● **Data for processing**
====

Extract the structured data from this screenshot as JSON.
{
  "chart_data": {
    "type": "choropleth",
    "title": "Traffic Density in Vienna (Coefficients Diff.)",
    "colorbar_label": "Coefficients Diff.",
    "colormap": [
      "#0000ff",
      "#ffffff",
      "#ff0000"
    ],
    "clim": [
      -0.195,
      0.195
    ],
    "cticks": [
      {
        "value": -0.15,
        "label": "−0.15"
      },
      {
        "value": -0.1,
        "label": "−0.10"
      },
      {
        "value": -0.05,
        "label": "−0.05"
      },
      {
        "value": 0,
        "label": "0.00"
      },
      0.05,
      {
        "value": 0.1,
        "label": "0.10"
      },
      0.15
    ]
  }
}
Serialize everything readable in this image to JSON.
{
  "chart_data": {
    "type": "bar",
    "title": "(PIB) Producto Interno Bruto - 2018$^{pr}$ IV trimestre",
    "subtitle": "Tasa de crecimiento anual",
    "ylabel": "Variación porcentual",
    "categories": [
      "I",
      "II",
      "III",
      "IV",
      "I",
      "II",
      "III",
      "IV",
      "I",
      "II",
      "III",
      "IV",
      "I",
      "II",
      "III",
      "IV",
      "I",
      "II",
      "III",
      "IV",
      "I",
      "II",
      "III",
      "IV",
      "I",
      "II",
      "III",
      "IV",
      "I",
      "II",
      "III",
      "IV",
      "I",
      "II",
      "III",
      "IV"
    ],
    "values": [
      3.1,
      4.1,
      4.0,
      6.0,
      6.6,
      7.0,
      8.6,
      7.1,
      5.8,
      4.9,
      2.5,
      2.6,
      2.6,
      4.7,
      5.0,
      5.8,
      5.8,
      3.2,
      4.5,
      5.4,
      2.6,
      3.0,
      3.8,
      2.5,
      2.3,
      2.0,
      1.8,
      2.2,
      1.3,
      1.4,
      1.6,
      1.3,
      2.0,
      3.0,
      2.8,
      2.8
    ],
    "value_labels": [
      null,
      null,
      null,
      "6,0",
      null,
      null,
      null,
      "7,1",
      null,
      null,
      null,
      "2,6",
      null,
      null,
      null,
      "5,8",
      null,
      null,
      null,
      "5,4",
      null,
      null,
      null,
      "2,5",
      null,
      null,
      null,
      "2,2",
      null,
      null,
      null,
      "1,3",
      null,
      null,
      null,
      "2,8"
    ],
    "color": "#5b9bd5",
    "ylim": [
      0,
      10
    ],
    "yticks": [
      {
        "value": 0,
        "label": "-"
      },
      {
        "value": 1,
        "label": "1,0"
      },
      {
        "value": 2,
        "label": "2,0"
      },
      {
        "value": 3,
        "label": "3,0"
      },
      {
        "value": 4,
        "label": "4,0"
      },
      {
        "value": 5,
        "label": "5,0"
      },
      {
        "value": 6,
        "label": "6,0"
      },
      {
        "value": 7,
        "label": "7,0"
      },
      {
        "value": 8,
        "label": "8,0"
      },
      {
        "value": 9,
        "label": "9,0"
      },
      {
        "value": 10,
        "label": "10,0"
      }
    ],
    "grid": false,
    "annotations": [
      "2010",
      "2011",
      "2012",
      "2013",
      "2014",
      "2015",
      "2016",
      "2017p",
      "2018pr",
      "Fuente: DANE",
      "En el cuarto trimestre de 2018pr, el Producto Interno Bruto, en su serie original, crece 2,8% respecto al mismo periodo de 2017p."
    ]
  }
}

====

Search the data above for the string "Interno" and return every line that has it.

● **Exercise answer**
    "title": "(PIB) Producto Interno Bruto - 2018$^{pr}$ IV trimestre",
      "En el cuarto trimestre de 2018pr, el Producto Interno Bruto, en su serie original, crece 2,8% respecto al mismo periodo de 2017p."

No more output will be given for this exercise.